AIM:
Transcribe every line of the listing below without any deviation.

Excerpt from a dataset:

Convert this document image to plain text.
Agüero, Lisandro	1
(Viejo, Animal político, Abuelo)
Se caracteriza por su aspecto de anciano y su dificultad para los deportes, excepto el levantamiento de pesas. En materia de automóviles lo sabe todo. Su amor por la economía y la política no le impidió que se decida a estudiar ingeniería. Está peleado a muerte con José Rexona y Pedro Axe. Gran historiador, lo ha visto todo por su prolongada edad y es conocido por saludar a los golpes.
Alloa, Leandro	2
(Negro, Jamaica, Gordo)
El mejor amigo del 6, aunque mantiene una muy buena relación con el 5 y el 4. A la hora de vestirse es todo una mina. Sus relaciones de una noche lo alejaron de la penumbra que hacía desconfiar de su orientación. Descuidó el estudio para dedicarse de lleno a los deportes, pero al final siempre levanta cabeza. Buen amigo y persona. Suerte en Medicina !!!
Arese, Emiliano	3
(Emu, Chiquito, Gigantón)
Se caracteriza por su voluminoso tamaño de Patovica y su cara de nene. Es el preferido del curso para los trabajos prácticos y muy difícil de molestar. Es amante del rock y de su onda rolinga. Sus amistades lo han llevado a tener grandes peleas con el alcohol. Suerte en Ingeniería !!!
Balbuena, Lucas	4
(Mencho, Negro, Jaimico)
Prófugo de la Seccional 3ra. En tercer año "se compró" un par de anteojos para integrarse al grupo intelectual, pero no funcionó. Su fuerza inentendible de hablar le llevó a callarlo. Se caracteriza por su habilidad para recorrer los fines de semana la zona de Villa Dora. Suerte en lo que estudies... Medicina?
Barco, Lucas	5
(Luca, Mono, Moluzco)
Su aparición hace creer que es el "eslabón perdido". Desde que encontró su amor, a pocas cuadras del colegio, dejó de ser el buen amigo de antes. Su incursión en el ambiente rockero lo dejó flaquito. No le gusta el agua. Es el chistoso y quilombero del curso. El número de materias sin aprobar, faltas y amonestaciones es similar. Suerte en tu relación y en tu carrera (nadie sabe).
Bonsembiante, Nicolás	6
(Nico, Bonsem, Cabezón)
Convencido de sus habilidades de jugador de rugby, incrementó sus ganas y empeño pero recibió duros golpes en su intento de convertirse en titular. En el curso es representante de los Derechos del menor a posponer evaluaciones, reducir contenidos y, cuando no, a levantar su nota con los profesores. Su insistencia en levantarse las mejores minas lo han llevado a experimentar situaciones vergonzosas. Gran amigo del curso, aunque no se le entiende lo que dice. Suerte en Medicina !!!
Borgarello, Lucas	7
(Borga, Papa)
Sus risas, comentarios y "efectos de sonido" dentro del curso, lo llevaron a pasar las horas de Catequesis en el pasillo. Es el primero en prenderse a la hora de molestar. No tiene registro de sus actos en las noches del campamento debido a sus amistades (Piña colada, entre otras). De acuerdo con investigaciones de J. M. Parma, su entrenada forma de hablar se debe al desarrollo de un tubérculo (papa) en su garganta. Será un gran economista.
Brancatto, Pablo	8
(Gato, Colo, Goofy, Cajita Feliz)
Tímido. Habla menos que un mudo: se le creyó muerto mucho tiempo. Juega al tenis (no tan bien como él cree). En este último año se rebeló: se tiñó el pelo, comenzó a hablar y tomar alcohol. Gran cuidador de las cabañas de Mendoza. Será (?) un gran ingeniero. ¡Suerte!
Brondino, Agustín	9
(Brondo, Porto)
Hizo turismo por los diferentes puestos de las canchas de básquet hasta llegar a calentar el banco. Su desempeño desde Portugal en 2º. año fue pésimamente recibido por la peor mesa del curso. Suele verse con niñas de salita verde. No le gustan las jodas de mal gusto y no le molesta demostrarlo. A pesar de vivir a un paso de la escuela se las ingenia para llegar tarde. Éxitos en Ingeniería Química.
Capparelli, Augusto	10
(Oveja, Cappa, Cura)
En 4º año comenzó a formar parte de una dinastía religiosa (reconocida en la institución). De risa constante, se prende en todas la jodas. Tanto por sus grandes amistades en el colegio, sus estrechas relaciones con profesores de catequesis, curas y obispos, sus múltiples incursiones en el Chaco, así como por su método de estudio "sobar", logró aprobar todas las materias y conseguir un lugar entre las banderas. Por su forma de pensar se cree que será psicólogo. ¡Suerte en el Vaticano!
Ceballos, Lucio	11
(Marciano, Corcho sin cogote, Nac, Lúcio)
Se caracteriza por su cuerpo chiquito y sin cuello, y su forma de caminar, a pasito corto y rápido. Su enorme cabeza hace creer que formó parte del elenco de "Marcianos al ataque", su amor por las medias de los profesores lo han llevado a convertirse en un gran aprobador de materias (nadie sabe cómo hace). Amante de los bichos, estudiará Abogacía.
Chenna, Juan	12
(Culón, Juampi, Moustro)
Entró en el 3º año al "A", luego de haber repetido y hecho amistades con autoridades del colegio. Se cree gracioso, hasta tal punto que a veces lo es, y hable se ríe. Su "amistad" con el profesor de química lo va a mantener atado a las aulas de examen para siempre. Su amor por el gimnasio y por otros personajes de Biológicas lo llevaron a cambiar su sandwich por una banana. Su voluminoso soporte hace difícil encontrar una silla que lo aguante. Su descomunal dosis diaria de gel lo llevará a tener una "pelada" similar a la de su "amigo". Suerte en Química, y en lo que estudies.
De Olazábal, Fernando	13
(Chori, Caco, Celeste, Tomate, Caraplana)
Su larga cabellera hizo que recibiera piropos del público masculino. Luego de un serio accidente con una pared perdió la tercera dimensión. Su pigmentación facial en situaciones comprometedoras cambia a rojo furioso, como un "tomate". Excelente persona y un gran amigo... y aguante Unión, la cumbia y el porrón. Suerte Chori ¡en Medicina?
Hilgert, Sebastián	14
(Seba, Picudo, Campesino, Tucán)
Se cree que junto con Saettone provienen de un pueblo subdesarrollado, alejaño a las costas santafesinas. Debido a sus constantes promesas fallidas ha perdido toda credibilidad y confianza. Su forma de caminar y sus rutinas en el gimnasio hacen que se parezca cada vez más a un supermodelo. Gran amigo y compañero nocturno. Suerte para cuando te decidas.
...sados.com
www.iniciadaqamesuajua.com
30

FULL OUTPUT:
Convert this document image to plain text.
Agüero, Lisandro	1
(Viejo, Animal político, Abuelo)
Se caracteriza por su aspecto de anciano y su dificultad para los deportes, excepto el levantamiento de pesas. En materia de automóviles lo sabe todo. Su amor por la economía y la política no le impidió que se decida a estudiar ingeniería. Está peleado a muerte con José Rexona y Pedro Axe. Gran historiador, lo ha visto todo por su prolongada edad y es conocido por saludar a los golpes.
Alloa, Leandro	2
(Negro, Jamaica, Gordo)
El mejor amigo del 6, aunque mantiene una muy buena relación con el 5 y el 4. A la hora de vestirse es todo una mina. Sus relaciones de una noche lo alejaron de la penumbra que hacía desconfiar de su orientación. Descuidó el estudio para dedicarse de lleno a los deportes, pero al final siempre levanta cabeza. Buen amigo y persona. Suerte en Medicina !!!
Arese, Emiliano	3
(Emu, Chiquito, Gigantón)
Se caracteriza por su voluminoso tamaño de Patovica y su cara de nene. Es el preferido del curso para los trabajos prácticos y muy difícil de molestar. Es amante del rock y de su onda rolinga. Sus amistades lo han llevado a tener grandes peleas con el alcohol. Suerte en Ingeniería !!!
Balbuena, Lucas	4
(Mencho, Negro, Jaimico)
Prófugo de la Seccional 3ra. En tercer año "se compró" un par de anteojos para integrarse al grupo intelectual, pero no funcionó. Su fuerza inentendible de hablar le llevó a callarlo. Se caracteriza por su habilidad para recorrer los fines de semana la zona de Villa Dora. Suerte en lo que estudies... Medicina?
Barco, Lucas	5
(Luca, Mono, Moluzco)
Su aparición hace creer que es el "eslabón perdido". Desde que encontró su amor, a pocas cuadras del colegio, dejó de ser el buen amigo de antes. Su incursión en el ambiente rockero lo dejó flaquito. No le gusta el agua. Es el chistoso y quilombero del curso. El número de materias sin aprobar, faltas y amonestaciones es similar. Suerte en tu relación y en tu carrera (nadie sabe).
Bonsembiante, Nicolás	6
(Nico, Bonsem, Cabezón)
Convencido de sus habilidades de jugador de rugby, incrementó sus ganas y empeño pero recibió duros golpes en su intento de convertirse en titular. En el curso es representante de los Derechos del menor a posponer evaluaciones, reducir contenidos y, cuando no, a levantar su nota con los profesores. Su insistencia en levantarse las mejores minas lo han llevado a experimentar situaciones vergonzosas. Gran amigo del curso, aunque no se le entiende lo que dice. Suerte en Medicina !!!
Borgarello, Lucas	7
(Borga, Papa)
Sus risas, comentarios y "efectos de sonido" dentro del curso, lo llevaron a pasar las horas de Catequesis en el pasillo. Es el primero en prenderse a la hora de molestar. No tiene registro de sus actos en las noches del campamento debido a sus amistades (Piña colada, entre otras). De acuerdo con investigaciones de J. M. Parma, su entrenada forma de hablar se debe al desarrollo de un tubérculo (papa) en su garganta. Será un gran economista.
Brancatto, Pablo	8
(Gato, Colo, Goofy, Cajita Feliz)
Tímido. Habla menos que un mudo: se le creyó muerto mucho tiempo. Juega al tenis (no tan bien como él cree). En este último año se rebeló: se tiñó el pelo, comenzó a hablar y tomar alcohol. Gran cuidador de las cabañas de Mendoza. Será (?) un gran ingeniero. ¡Suerte!
Brondino, Agustín	9
(Brondo, Porto)
Hizo turismo por los diferentes puestos de las canchas de básquet hasta llegar a calentar el banco. Su desempeño desde Portugal en 2º. año fue pésimamente recibido por la peor mesa del curso. Suele verse con niñas de salita verde. No le gustan las jodas de mal gusto y no le molesta demostrarlo. A pesar de vivir a un paso de la escuela se las ingenia para llegar tarde. Éxitos en Ingeniería Química.
Capparelli, Augusto	10
(Oveja, Cappa, Cura)
En 4º año comenzó a formar parte de una dinastía religiosa (reconocida en la institución). De risa constante, se prende en todas la jodas. Tanto por sus grandes amistades en el colegio, sus estrechas relaciones con profesores de catequesis, curas y obispos, sus múltiples incursiones en el Chaco, así como por su método de estudio "sobar", logró aprobar todas las materias y conseguir un lugar entre las banderas. Por su forma de pensar se cree que será psicólogo. ¡Suerte en el Vaticano!
Ceballos, Lucio	11
(Marciano, Corcho sin cogote, Nac, Lúcio)
Se caracteriza por su cuerpo chiquito y sin cuello, y su forma de caminar, a pasito corto y rápido. Su enorme cabeza hace creer que formó parte del elenco de "Marcianos al ataque", su amor por las medias de los profesores lo han llevado a convertirse en un gran aprobador de materias (nadie sabe cómo hace). Amante de los bichos, estudiará Abogacía.
Chenna, Juan	12
(Culón, Juampi, Moustro)
Entró en el 3º año al "A", luego de haber repetido y hecho amistades con autoridades del colegio. Se cree gracioso, hasta tal punto que a veces lo es, y hable se ríe. Su "amistad" con el profesor de química lo va a mantener atado a las aulas de examen para siempre. Su amor por el gimnasio y por otros personajes de Biológicas lo llevaron a cambiar su sandwich por una banana. Su voluminoso soporte hace difícil encontrar una silla que lo aguante. Su descomunal dosis diaria de gel lo llevará a tener una "pelada" similar a la de su "amigo". Suerte en Química, y en lo que estudies.
De Olazábal, Fernando	13
(Chori, Caco, Celeste, Tomate, Caraplana)
Su larga cabellera hizo que recibiera piropos del público masculino. Luego de un serio accidente con una pared perdió la tercera dimensión. Su pigmentación facial en situaciones comprometedoras cambia a rojo furioso, como un "tomate". Excelente persona y un gran amigo... y aguante Unión, la cumbia y el porrón. Suerte Chori ¡en Medicina?
Hilgert, Sebastián	14
(Seba, Picudo, Campesino, Tucán)
Se cree que junto con Saettone provienen de un pueblo subdesarrollado, alejaño a las costas santafesinas. Debido a sus constantes promesas fallidas ha perdido toda credibilidad y confianza. Su forma de caminar y sus rutinas en el gimnasio hacen que se parezca cada vez más a un supermodelo. Gran amigo y compañero nocturno. Suerte para cuando te decidas.
...sados.com
www.iniciadaqamesuajua.com
30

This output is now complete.